*CHALLENGE*: The entries below are to be transcribed in full, without their images.

*DATA SECTION*:
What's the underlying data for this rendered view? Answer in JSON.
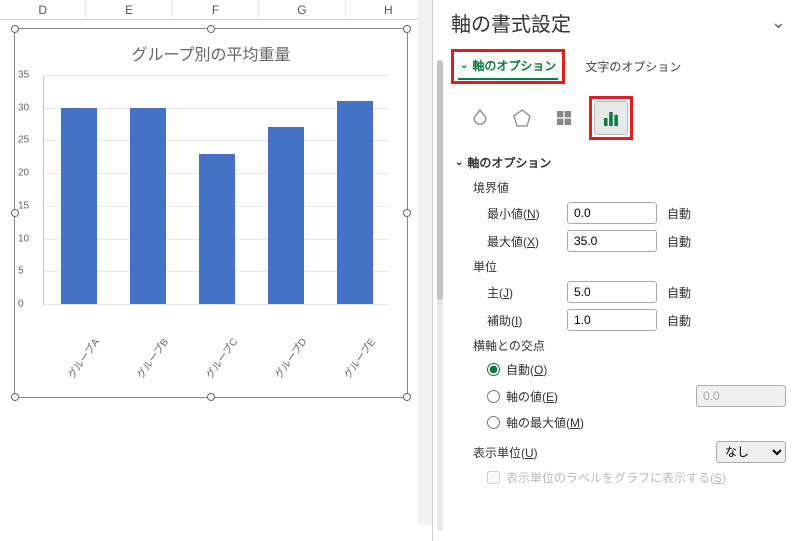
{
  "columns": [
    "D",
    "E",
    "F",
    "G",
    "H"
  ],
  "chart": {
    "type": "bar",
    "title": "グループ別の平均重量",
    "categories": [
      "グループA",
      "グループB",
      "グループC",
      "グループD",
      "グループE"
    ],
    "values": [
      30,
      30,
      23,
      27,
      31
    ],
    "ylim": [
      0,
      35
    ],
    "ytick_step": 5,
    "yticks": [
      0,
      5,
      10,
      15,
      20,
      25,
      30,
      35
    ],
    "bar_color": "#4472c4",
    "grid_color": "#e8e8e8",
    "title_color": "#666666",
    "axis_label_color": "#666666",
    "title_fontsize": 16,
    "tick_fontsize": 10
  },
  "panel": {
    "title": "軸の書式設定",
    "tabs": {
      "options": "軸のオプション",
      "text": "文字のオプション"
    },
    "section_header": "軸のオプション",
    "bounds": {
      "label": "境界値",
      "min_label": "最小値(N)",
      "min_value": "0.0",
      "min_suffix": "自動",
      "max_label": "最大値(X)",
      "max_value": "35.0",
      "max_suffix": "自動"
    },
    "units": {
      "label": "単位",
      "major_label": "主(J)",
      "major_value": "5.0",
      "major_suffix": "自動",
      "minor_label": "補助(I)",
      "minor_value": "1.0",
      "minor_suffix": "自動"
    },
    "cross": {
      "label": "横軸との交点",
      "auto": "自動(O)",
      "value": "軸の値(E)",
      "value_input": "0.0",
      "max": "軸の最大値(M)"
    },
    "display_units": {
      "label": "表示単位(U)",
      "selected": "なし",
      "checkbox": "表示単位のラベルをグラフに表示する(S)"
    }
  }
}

*ANSWER FOR THE TASK*:
What's the underlying data for this rendered view? Answer in JSON.
{
  "columns": [
    "D",
    "E",
    "F",
    "G",
    "H"
  ],
  "chart": {
    "type": "bar",
    "title": "グループ別の平均重量",
    "categories": [
      "グループA",
      "グループB",
      "グループC",
      "グループD",
      "グループE"
    ],
    "values": [
      30,
      30,
      23,
      27,
      31
    ],
    "ylim": [
      0,
      35
    ],
    "ytick_step": 5,
    "yticks": [
      0,
      5,
      10,
      15,
      20,
      25,
      30,
      35
    ],
    "bar_color": "#4472c4",
    "grid_color": "#e8e8e8",
    "title_color": "#666666",
    "axis_label_color": "#666666",
    "title_fontsize": 16,
    "tick_fontsize": 10
  },
  "panel": {
    "title": "軸の書式設定",
    "tabs": {
      "options": "軸のオプション",
      "text": "文字のオプション"
    },
    "section_header": "軸のオプション",
    "bounds": {
      "label": "境界値",
      "min_label": "最小値(N)",
      "min_value": "0.0",
      "min_suffix": "自動",
      "max_label": "最大値(X)",
      "max_value": "35.0",
      "max_suffix": "自動"
    },
    "units": {
      "label": "単位",
      "major_label": "主(J)",
      "major_value": "5.0",
      "major_suffix": "自動",
      "minor_label": "補助(I)",
      "minor_value": "1.0",
      "minor_suffix": "自動"
    },
    "cross": {
      "label": "横軸との交点",
      "auto": "自動(O)",
      "value": "軸の値(E)",
      "value_input": "0.0",
      "max": "軸の最大値(M)"
    },
    "display_units": {
      "label": "表示単位(U)",
      "selected": "なし",
      "checkbox": "表示単位のラベルをグラフに表示する(S)"
    }
  }
}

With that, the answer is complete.